▶ _Prompt_
Copy out each line below that has the word "Ossolińska" in it.

--- START ---

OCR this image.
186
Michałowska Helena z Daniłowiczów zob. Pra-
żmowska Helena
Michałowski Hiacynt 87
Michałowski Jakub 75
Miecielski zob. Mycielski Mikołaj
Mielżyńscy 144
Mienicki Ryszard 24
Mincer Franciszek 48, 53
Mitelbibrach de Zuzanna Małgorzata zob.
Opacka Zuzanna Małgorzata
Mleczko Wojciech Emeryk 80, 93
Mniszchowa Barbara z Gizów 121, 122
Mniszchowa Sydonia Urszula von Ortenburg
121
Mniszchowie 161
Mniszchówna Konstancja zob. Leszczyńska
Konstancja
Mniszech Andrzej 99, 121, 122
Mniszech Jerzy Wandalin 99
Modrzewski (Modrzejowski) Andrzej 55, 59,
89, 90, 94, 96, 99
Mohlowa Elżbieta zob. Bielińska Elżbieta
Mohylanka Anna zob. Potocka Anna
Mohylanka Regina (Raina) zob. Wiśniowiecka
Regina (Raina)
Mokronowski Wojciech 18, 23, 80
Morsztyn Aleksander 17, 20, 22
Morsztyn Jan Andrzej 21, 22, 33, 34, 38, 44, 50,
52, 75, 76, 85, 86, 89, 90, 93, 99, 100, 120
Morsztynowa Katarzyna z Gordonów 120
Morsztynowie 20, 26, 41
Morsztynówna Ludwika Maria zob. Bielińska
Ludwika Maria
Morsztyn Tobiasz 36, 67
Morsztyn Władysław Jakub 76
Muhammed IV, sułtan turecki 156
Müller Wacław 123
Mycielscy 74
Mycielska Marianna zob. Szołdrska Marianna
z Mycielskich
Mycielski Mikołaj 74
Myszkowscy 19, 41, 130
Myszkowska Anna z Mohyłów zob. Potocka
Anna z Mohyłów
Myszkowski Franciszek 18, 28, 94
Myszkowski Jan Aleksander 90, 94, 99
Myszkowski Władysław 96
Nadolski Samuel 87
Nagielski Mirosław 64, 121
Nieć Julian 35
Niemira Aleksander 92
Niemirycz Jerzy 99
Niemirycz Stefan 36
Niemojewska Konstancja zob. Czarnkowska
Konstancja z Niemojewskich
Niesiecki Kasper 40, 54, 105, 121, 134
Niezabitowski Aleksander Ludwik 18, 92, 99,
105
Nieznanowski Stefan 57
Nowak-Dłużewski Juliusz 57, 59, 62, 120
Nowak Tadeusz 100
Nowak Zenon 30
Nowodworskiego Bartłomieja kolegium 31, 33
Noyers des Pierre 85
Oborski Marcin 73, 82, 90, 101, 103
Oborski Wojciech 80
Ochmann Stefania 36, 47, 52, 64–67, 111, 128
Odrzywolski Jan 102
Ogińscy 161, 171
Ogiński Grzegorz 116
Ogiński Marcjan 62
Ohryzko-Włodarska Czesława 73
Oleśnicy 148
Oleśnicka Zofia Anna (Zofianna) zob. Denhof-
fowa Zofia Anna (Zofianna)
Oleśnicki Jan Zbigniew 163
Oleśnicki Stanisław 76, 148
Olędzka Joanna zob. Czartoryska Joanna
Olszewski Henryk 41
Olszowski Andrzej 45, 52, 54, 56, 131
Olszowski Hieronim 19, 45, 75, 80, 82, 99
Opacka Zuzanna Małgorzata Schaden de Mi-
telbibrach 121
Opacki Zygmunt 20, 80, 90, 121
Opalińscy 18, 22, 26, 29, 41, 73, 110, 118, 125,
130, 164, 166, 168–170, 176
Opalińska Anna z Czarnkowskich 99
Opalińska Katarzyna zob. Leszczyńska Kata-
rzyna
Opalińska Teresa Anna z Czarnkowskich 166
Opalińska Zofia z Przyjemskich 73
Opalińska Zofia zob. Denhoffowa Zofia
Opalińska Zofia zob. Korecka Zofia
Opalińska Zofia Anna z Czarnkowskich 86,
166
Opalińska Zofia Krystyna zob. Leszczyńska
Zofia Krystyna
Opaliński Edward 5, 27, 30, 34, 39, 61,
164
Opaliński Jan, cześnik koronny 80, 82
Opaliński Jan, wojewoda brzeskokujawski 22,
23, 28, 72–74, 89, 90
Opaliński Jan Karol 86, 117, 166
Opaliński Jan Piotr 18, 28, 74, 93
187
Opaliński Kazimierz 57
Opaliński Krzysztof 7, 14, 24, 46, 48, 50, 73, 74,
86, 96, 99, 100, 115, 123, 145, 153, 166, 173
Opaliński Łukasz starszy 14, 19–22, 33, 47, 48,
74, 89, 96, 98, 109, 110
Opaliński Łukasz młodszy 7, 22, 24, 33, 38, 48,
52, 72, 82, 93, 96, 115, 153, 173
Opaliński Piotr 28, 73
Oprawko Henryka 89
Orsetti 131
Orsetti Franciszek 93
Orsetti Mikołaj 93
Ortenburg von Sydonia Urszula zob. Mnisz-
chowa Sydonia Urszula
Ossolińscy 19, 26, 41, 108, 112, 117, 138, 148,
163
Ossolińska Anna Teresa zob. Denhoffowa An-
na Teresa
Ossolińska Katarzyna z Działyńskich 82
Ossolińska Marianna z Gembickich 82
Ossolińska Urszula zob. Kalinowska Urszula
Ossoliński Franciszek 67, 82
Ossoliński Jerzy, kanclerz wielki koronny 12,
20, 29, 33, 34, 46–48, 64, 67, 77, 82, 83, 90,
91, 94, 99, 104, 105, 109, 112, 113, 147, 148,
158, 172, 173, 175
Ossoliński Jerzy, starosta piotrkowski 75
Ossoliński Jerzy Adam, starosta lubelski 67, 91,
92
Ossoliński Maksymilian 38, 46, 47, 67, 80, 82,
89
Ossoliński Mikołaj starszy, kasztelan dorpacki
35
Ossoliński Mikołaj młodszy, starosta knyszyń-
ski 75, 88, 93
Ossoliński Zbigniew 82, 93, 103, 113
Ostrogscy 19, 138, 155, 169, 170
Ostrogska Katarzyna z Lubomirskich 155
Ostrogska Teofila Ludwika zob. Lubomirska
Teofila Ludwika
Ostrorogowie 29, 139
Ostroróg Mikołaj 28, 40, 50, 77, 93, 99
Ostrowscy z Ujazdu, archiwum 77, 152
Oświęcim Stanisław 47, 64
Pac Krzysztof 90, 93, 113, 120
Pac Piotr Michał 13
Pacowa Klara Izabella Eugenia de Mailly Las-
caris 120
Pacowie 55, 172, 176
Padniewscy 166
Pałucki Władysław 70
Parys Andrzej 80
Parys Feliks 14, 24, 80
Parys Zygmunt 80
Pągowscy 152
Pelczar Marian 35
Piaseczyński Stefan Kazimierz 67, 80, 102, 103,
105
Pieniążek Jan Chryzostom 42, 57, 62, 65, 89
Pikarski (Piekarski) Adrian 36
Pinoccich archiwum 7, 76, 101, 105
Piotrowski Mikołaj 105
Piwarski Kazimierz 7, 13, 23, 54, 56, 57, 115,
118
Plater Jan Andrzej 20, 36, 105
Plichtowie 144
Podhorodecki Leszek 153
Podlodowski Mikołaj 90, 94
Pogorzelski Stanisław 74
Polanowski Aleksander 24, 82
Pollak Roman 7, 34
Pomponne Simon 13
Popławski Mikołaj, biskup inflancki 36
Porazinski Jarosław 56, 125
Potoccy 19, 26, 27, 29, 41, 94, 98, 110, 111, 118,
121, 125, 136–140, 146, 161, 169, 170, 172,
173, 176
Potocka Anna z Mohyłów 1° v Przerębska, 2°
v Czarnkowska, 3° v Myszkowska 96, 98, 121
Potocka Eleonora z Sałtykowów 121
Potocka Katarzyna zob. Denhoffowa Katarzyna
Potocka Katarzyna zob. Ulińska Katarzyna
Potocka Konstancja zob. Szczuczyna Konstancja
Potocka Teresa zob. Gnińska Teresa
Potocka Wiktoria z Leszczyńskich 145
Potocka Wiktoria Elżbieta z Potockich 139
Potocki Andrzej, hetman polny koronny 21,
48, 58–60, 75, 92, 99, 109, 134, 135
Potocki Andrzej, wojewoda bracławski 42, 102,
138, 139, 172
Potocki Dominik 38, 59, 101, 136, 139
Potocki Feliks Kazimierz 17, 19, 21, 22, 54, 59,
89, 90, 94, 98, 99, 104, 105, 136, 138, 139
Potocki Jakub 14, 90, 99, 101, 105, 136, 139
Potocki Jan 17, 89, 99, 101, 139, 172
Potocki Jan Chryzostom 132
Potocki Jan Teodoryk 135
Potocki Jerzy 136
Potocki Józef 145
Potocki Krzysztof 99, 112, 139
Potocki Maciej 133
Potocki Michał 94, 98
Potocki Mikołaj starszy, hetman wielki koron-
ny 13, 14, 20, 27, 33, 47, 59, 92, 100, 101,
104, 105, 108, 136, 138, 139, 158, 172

--- END ---

▶ _The answer_
Ossolińska Anna Teresa zob. Denhoffowa An-
Ossolińska Katarzyna z Działyńskich 82
Ossolińska Marianna z Gembickich 82
Ossolińska Urszula zob. Kalinowska Urszula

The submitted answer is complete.